* **Items from a data source**:
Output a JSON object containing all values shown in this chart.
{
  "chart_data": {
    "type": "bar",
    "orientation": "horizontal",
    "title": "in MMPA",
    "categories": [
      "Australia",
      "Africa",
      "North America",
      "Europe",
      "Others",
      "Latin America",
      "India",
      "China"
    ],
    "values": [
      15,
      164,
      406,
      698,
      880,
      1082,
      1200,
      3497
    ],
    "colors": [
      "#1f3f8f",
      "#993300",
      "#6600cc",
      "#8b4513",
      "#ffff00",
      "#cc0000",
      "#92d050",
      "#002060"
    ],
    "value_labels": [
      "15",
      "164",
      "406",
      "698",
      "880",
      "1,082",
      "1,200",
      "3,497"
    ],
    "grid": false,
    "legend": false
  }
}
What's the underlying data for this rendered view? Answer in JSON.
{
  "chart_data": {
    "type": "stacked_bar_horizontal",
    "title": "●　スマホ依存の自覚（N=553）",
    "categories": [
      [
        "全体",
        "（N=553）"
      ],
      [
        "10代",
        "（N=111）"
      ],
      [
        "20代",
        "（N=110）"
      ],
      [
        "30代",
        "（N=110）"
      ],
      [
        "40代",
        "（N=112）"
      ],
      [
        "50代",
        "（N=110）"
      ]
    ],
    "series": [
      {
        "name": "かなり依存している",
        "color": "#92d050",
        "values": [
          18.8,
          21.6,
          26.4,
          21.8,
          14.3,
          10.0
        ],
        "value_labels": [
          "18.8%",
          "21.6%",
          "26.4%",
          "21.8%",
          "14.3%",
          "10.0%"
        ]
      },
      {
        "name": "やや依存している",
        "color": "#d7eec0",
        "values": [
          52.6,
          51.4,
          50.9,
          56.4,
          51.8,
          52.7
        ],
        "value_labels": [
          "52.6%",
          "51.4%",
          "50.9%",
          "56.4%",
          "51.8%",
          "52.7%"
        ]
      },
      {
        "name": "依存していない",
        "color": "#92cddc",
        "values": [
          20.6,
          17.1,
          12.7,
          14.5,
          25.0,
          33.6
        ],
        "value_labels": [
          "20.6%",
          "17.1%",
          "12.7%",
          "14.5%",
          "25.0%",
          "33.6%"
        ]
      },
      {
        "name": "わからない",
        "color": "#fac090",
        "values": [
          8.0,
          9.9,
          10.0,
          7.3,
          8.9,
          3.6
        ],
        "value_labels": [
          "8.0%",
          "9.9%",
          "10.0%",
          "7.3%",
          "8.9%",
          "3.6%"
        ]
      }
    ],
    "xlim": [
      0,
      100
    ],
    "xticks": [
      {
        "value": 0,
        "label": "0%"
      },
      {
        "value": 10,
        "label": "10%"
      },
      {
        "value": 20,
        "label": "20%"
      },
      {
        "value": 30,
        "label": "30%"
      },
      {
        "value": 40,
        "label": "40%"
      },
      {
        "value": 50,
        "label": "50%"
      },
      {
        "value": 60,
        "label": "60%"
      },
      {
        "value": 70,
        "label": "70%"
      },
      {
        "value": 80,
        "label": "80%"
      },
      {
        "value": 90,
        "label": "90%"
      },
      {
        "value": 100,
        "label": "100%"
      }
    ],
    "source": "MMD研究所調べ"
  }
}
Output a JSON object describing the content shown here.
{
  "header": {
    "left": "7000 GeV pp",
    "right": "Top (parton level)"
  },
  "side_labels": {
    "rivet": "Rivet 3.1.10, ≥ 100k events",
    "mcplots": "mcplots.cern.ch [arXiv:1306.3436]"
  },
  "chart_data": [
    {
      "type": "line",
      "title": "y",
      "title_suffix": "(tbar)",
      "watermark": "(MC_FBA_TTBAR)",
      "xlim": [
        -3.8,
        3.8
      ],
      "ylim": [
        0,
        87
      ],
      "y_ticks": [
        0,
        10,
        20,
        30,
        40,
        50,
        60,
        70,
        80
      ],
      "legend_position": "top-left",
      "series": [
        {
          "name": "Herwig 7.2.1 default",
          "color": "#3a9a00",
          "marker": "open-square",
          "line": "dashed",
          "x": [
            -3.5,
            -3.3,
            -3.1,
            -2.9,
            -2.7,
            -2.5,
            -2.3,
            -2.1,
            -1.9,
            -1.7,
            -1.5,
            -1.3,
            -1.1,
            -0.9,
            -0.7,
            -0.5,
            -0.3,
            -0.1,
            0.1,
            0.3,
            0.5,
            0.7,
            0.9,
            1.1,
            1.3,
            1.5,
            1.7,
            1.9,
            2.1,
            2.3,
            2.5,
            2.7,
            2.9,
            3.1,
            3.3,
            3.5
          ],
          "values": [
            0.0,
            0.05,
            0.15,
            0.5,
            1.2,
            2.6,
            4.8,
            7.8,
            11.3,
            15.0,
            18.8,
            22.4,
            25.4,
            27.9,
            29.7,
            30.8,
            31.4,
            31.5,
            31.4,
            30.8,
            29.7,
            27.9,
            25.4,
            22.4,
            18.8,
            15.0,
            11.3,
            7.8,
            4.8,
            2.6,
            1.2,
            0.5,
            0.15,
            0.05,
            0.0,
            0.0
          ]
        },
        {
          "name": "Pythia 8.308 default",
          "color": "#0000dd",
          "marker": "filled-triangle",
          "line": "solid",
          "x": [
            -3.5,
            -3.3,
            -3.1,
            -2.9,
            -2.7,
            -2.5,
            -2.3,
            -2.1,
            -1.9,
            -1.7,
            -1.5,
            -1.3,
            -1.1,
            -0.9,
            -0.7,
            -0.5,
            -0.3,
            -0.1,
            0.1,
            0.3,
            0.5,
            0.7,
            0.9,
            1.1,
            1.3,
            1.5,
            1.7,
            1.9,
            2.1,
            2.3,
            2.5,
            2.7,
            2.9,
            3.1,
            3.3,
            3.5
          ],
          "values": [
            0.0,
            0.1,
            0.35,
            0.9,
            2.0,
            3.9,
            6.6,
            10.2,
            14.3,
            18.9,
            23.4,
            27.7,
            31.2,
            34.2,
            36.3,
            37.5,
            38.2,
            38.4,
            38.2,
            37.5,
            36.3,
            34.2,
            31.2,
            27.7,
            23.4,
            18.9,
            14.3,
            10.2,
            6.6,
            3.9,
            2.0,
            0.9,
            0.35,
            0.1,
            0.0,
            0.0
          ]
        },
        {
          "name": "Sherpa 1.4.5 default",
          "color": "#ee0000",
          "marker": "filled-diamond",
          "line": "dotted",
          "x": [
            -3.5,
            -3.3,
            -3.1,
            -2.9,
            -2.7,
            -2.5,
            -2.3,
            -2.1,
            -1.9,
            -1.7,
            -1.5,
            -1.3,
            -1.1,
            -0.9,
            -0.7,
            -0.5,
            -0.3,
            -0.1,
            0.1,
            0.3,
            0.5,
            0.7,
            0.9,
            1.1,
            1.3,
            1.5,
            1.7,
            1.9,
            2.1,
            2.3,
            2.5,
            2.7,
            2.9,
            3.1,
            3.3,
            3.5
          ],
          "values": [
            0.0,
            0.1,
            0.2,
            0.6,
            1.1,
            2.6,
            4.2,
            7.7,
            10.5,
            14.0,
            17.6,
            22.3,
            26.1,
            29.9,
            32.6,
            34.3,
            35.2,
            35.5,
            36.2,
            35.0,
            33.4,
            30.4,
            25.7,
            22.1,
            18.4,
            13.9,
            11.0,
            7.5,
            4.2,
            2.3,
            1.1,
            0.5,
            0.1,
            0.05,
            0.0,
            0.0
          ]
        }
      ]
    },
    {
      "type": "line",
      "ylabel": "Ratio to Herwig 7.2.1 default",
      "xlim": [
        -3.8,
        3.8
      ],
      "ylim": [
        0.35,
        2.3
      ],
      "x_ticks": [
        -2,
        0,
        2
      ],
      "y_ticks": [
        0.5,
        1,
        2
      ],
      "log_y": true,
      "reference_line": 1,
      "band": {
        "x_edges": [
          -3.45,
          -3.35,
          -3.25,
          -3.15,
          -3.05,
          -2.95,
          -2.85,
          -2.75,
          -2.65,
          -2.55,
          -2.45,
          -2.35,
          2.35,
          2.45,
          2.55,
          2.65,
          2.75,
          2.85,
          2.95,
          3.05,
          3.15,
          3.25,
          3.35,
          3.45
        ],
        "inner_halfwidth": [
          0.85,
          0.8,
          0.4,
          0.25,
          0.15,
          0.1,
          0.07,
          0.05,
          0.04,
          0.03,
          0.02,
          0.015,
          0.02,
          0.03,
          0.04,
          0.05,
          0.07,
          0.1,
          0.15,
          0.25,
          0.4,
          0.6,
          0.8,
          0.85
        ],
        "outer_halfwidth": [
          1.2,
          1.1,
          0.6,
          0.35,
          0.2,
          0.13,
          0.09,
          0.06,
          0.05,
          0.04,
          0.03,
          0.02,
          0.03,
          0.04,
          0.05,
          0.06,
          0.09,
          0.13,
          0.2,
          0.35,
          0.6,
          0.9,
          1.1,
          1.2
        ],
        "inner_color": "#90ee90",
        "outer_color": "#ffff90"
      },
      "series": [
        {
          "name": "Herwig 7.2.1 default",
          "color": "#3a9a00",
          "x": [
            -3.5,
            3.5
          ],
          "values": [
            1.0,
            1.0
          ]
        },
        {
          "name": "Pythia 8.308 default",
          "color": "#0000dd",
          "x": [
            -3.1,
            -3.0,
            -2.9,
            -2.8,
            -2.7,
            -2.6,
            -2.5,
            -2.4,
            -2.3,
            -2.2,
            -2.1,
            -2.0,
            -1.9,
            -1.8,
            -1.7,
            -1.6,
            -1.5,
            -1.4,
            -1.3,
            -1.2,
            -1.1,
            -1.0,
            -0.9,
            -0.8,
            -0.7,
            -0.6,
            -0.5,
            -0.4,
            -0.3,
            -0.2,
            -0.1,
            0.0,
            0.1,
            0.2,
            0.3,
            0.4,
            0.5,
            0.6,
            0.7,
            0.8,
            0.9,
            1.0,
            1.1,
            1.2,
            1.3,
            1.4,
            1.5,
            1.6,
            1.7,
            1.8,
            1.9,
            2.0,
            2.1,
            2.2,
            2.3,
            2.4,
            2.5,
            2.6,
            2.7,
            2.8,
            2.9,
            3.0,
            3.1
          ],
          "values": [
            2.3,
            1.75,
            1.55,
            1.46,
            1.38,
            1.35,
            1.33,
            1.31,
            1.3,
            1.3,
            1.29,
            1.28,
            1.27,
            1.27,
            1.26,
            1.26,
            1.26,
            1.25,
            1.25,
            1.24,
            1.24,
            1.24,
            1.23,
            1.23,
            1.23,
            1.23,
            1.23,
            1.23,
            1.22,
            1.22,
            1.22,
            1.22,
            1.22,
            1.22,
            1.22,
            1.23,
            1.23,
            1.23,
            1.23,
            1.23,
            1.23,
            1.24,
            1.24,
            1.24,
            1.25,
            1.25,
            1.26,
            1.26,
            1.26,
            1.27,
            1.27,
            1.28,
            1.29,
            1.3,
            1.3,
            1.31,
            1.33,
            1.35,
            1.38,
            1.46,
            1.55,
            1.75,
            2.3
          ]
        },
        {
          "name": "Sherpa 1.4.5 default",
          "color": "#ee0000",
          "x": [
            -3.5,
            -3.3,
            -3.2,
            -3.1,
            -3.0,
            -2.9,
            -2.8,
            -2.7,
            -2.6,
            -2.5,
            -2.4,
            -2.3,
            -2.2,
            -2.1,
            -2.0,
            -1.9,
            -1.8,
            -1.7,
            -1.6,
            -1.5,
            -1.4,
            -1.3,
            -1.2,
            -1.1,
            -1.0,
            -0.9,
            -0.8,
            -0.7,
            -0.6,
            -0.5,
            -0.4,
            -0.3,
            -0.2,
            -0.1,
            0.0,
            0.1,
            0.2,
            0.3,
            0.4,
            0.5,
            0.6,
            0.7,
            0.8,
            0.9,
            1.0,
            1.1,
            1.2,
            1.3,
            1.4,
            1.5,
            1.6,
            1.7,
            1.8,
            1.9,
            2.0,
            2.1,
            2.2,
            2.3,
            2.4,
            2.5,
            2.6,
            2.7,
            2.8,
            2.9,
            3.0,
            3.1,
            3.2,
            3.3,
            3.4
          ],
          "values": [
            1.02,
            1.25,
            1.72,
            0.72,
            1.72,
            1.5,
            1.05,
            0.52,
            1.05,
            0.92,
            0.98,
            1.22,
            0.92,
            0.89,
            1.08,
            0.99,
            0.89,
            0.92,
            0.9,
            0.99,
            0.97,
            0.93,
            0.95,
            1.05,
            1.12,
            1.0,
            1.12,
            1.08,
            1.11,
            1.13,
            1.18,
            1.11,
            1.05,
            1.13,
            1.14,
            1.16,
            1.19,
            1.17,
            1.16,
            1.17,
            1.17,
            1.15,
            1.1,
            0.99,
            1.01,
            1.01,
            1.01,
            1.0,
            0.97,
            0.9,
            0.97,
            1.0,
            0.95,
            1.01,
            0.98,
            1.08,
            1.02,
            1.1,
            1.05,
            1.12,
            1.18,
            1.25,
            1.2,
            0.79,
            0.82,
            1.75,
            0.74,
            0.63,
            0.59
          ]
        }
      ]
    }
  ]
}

* **WHAT THE EXERCISE ASKS**: Show each line of the data that contains the string "Output".

* **EXERCISE SOLUTION**:
Output a JSON object containing all values shown in this chart.
Output a JSON object describing the content shown here.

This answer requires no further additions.